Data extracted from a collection
::::

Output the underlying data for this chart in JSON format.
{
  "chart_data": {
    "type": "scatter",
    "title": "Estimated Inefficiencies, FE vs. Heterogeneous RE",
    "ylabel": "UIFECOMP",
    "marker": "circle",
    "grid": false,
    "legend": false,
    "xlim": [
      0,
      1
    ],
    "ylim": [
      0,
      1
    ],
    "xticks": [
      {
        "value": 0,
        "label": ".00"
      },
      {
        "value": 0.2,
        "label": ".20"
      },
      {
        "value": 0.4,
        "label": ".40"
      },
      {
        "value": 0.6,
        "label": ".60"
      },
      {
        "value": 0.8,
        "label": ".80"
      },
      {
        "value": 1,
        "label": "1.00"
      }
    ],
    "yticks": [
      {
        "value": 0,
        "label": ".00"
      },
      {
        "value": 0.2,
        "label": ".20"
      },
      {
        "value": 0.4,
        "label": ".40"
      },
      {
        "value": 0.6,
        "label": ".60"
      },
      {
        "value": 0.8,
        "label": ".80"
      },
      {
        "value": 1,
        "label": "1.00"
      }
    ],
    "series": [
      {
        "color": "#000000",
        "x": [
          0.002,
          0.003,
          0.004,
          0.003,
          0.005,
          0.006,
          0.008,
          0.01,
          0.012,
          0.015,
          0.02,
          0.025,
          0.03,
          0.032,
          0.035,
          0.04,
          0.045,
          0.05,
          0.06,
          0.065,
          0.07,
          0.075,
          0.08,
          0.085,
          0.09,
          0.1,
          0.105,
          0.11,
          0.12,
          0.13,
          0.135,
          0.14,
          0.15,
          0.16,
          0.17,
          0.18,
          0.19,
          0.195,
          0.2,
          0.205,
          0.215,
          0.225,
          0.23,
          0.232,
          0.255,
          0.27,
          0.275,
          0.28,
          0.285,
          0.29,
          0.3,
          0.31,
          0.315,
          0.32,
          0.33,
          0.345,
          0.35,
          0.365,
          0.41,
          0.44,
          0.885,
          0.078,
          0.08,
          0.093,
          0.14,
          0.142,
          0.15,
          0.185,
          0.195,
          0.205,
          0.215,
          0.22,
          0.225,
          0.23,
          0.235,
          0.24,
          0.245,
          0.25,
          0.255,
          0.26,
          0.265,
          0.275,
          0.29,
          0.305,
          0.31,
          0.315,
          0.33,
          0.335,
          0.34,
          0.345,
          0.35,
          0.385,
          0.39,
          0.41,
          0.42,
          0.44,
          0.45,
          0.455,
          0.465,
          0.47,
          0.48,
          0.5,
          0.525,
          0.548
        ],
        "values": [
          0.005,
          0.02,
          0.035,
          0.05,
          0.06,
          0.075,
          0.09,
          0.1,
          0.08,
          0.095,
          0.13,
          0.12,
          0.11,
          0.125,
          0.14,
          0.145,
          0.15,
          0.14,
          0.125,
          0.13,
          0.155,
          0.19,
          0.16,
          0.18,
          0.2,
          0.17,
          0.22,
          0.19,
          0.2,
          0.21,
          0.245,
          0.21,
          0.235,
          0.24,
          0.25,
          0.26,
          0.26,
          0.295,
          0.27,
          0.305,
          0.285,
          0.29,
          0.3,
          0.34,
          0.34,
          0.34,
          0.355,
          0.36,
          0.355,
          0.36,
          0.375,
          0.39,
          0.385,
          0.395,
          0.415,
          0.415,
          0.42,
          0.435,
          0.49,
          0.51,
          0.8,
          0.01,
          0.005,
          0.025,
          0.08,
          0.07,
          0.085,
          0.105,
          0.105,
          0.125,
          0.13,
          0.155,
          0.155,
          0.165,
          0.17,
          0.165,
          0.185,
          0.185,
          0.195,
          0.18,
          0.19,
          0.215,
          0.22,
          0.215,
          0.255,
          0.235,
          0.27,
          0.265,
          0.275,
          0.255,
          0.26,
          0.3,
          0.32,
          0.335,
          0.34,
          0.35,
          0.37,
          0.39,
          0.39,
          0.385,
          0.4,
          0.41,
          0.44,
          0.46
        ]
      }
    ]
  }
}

::::

> _EXERCISE_
Copy each entry exactly, with nothing added or dropped.

> _RESPONSE BELOW_
Output the underlying data for this chart in JSON format.
{
  "chart_data": {
    "type": "scatter",
    "title": "Estimated Inefficiencies, FE vs. Heterogeneous RE",
    "ylabel": "UIFECOMP",
    "marker": "circle",
    "grid": false,
    "legend": false,
    "xlim": [
      0,
      1
    ],
    "ylim": [
      0,
      1
    ],
    "xticks": [
      {
        "value": 0,
        "label": ".00"
      },
      {
        "value": 0.2,
        "label": ".20"
      },
      {
        "value": 0.4,
        "label": ".40"
      },
      {
        "value": 0.6,
        "label": ".60"
      },
      {
        "value": 0.8,
        "label": ".80"
      },
      {
        "value": 1,
        "label": "1.00"
      }
    ],
    "yticks": [
      {
        "value": 0,
        "label": ".00"
      },
      {
        "value": 0.2,
        "label": ".20"
      },
      {
        "value": 0.4,
        "label": ".40"
      },
      {
        "value": 0.6,
        "label": ".60"
      },
      {
        "value": 0.8,
        "label": ".80"
      },
      {
        "value": 1,
        "label": "1.00"
      }
    ],
    "series": [
      {
        "color": "#000000",
        "x": [
          0.002,
          0.003,
          0.004,
          0.003,
          0.005,
          0.006,
          0.008,
          0.01,
          0.012,
          0.015,
          0.02,
          0.025,
          0.03,
          0.032,
          0.035,
          0.04,
          0.045,
          0.05,
          0.06,
          0.065,
          0.07,
          0.075,
          0.08,
          0.085,
          0.09,
          0.1,
          0.105,
          0.11,
          0.12,
          0.13,
          0.135,
          0.14,
          0.15,
          0.16,
          0.17,
          0.18,
          0.19,
          0.195,
          0.2,
          0.205,
          0.215,
          0.225,
          0.23,
          0.232,
          0.255,
          0.27,
          0.275,
          0.28,
          0.285,
          0.29,
          0.3,
          0.31,
          0.315,
          0.32,
          0.33,
          0.345,
          0.35,
          0.365,
          0.41,
          0.44,
          0.885,
          0.078,
          0.08,
          0.093,
          0.14,
          0.142,
          0.15,
          0.185,
          0.195,
          0.205,
          0.215,
          0.22,
          0.225,
          0.23,
          0.235,
          0.24,
          0.245,
          0.25,
          0.255,
          0.26,
          0.265,
          0.275,
          0.29,
          0.305,
          0.31,
          0.315,
          0.33,
          0.335,
          0.34,
          0.345,
          0.35,
          0.385,
          0.39,
          0.41,
          0.42,
          0.44,
          0.45,
          0.455,
          0.465,
          0.47,
          0.48,
          0.5,
          0.525,
          0.548
        ],
        "values": [
          0.005,
          0.02,
          0.035,
          0.05,
          0.06,
          0.075,
          0.09,
          0.1,
          0.08,
          0.095,
          0.13,
          0.12,
          0.11,
          0.125,
          0.14,
          0.145,
          0.15,
          0.14,
          0.125,
          0.13,
          0.155,
          0.19,
          0.16,
          0.18,
          0.2,
          0.17,
          0.22,
          0.19,
          0.2,
          0.21,
          0.245,
          0.21,
          0.235,
          0.24,
          0.25,
          0.26,
          0.26,
          0.295,
          0.27,
          0.305,
          0.285,
          0.29,
          0.3,
          0.34,
          0.34,
          0.34,
          0.355,
          0.36,
          0.355,
          0.36,
          0.375,
          0.39,
          0.385,
          0.395,
          0.415,
          0.415,
          0.42,
          0.435,
          0.49,
          0.51,
          0.8,
          0.01,
          0.005,
          0.025,
          0.08,
          0.07,
          0.085,
          0.105,
          0.105,
          0.125,
          0.13,
          0.155,
          0.155,
          0.165,
          0.17,
          0.165,
          0.185,
          0.185,
          0.195,
          0.18,
          0.19,
          0.215,
          0.22,
          0.215,
          0.255,
          0.235,
          0.27,
          0.265,
          0.275,
          0.255,
          0.26,
          0.3,
          0.32,
          0.335,
          0.34,
          0.35,
          0.37,
          0.39,
          0.39,
          0.385,
          0.4,
          0.41,
          0.44,
          0.46
        ]
      }
    ]
  }
}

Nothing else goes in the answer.